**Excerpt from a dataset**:
________________

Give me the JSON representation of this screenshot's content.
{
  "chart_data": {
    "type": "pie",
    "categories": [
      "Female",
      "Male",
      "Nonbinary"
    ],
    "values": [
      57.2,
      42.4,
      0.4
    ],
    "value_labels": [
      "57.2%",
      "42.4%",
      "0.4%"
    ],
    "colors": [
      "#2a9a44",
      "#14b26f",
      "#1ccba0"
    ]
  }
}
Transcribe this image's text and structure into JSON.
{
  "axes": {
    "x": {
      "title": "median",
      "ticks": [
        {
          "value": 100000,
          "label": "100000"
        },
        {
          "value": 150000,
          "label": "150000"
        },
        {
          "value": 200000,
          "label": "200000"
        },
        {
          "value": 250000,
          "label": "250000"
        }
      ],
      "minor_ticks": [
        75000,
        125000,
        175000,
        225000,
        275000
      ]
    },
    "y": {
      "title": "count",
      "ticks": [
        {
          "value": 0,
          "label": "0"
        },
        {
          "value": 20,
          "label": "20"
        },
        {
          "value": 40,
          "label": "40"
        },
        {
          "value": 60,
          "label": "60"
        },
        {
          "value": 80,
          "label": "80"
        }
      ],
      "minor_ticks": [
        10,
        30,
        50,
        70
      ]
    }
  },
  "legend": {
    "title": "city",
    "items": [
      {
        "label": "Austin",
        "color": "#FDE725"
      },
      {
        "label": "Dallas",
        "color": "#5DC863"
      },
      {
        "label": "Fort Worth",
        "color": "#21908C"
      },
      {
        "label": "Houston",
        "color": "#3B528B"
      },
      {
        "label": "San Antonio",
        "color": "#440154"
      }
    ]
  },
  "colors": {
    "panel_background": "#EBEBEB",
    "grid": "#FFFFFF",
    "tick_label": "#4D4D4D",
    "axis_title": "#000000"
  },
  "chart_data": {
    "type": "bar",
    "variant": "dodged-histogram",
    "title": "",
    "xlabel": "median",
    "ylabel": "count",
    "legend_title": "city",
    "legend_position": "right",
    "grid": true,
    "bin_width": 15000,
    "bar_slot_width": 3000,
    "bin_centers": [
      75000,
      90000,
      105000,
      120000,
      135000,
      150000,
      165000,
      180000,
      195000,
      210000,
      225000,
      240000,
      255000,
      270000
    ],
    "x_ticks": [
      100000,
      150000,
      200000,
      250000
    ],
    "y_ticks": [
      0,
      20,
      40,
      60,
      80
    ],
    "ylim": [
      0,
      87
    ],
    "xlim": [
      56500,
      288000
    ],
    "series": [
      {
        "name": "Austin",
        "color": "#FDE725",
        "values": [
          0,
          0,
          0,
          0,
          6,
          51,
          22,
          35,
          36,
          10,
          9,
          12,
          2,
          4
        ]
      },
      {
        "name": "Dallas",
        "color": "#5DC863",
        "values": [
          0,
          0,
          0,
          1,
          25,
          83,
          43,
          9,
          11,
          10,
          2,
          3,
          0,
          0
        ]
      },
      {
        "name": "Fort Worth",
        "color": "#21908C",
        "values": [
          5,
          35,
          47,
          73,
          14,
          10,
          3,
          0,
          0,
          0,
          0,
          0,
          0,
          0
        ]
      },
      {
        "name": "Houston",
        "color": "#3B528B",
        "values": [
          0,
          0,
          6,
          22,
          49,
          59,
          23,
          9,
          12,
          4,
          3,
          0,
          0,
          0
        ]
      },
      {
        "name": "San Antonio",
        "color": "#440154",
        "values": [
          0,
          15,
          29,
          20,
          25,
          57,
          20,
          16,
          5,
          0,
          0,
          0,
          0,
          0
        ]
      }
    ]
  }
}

________________

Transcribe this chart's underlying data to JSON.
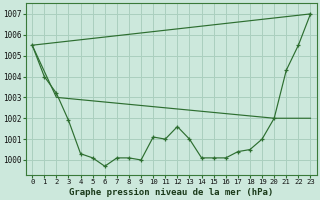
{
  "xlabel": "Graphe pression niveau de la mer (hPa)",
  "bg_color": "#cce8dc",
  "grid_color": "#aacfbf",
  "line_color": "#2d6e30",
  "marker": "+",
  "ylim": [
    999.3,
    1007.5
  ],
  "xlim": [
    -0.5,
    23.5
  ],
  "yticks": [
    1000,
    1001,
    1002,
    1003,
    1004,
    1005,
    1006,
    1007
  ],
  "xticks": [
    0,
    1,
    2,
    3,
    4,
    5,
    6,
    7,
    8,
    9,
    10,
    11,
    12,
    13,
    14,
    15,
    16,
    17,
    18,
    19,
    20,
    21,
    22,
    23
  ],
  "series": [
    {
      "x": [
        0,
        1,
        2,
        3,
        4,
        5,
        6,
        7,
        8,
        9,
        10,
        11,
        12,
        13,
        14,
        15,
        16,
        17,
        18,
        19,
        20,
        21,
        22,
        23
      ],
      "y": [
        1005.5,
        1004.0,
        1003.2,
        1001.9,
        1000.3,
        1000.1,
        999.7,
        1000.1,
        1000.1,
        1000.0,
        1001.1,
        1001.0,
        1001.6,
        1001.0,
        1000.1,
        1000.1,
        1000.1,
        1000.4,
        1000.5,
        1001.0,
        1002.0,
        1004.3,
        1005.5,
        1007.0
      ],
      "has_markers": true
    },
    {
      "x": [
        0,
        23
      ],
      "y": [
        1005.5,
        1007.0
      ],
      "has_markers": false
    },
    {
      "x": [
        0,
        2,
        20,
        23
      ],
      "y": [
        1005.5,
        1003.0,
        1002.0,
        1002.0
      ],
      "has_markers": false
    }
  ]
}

________________

**EXERCISE INSTRUCTIONS**: Reproduce each line holding the word "Transcribe".

**RESPONSE TO THE EXERCISE**:
Transcribe this image's text and structure into JSON.
Transcribe this chart's underlying data to JSON.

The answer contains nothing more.